WRITTEN INSTRUCTION —
Gather up every line from the entries below that uses the word "Izozte".
** START DATA EXCERPTS **
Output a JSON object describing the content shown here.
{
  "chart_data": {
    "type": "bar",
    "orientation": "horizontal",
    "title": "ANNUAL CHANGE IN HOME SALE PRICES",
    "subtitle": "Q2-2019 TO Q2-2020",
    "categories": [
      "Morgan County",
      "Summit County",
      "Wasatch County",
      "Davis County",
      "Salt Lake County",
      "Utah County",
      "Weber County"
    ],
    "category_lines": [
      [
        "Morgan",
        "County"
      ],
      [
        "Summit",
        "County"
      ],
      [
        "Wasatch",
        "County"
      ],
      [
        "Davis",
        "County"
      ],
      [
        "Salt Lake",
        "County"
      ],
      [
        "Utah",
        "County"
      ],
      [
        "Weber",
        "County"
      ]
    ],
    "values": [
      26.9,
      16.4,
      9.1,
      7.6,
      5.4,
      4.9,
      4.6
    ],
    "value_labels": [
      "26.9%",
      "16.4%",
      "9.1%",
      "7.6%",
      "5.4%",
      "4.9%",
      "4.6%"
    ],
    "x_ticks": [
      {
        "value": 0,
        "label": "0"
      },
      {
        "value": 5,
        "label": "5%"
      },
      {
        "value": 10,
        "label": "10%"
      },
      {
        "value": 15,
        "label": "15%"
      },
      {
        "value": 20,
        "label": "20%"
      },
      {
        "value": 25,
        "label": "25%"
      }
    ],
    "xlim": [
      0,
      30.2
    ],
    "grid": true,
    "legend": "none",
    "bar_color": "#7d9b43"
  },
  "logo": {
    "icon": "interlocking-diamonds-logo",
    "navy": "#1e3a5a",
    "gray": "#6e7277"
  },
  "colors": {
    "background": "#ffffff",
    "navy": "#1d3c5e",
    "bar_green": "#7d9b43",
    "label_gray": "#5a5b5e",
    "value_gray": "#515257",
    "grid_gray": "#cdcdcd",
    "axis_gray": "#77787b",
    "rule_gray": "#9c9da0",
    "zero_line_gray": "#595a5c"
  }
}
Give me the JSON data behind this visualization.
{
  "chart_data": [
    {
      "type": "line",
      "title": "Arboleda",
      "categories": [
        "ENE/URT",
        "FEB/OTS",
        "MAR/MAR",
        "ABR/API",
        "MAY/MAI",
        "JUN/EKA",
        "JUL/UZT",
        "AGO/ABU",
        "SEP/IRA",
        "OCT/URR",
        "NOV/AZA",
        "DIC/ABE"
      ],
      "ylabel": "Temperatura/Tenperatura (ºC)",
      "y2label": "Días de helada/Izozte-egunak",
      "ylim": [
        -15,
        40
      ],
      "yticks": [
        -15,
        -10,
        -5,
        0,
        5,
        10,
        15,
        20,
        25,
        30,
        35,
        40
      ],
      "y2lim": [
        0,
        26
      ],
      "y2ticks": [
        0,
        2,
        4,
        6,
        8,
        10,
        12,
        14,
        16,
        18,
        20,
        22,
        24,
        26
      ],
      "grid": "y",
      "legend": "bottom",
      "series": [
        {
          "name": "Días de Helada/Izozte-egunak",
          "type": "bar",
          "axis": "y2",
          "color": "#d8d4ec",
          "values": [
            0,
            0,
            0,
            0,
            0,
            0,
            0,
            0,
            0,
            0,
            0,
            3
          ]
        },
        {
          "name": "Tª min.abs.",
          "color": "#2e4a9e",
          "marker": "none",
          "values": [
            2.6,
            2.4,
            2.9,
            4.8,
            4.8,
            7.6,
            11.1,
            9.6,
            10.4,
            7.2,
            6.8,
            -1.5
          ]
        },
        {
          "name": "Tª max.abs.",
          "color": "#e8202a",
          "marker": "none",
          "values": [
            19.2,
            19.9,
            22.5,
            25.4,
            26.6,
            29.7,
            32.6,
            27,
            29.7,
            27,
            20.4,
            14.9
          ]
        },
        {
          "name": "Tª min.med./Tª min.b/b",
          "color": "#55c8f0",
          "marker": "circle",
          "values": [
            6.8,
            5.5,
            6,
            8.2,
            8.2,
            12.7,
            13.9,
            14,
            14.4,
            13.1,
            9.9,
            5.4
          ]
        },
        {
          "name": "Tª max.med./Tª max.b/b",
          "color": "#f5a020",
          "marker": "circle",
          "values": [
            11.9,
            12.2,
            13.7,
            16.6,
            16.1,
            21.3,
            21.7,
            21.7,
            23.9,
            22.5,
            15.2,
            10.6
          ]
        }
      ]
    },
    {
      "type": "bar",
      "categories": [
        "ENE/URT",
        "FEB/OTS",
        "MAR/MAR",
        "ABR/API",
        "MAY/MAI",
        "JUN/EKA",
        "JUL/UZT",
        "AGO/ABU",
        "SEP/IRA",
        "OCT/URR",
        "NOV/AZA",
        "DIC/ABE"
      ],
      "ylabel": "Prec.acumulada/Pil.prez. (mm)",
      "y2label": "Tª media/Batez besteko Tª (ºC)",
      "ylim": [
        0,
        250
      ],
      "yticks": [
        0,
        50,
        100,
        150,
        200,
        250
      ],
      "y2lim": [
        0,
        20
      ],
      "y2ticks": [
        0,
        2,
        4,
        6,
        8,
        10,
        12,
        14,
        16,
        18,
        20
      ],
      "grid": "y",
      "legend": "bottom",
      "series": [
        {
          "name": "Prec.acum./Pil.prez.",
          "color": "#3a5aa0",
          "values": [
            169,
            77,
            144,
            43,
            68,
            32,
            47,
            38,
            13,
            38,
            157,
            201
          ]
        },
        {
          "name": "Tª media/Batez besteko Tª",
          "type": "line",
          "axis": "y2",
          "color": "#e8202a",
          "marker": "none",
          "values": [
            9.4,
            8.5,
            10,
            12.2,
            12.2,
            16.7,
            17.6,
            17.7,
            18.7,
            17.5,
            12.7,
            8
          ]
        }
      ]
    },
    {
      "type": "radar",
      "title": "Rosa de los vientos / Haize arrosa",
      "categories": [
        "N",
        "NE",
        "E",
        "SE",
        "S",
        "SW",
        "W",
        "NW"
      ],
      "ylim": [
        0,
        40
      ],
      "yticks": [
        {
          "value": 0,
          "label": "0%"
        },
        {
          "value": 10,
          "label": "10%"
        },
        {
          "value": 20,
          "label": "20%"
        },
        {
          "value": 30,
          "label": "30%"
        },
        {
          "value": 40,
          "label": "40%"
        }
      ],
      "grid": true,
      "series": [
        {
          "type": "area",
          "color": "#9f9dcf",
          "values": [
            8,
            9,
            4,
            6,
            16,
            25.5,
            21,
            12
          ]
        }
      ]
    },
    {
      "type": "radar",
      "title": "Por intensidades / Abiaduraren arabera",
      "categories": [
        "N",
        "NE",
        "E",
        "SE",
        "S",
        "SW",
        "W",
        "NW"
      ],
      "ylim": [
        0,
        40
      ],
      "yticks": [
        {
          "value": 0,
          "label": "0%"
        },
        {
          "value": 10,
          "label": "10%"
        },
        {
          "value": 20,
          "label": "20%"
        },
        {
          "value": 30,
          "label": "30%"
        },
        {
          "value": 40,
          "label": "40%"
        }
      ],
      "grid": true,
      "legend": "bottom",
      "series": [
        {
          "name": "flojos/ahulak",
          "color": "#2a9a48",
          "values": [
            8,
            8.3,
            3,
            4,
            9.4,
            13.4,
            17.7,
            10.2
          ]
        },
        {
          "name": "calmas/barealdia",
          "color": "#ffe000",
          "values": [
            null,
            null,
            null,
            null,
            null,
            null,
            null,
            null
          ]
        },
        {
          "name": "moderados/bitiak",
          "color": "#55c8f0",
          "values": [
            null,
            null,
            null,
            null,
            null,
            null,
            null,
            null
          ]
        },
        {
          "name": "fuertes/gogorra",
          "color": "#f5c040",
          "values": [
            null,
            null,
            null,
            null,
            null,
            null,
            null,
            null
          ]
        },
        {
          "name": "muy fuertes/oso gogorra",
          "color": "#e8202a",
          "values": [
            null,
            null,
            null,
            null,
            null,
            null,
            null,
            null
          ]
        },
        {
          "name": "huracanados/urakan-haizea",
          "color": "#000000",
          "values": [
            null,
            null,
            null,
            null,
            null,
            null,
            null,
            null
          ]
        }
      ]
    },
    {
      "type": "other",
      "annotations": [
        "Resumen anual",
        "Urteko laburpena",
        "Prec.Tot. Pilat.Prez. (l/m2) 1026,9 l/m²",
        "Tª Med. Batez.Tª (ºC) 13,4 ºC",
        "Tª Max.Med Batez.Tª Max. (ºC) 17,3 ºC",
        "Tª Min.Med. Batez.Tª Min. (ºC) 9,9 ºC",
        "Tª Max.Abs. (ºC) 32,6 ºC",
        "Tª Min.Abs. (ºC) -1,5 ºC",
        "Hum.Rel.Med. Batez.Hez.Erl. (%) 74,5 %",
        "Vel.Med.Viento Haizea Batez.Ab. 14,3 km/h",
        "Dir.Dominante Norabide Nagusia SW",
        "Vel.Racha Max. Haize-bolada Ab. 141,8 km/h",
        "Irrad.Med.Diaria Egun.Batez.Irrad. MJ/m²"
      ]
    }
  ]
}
** END DATA EXCERPTS **
OUTPUT OF THE EXERCISE —
      "y2label": "Días de helada/Izozte-egunak",
          "name": "Días de Helada/Izozte-egunak",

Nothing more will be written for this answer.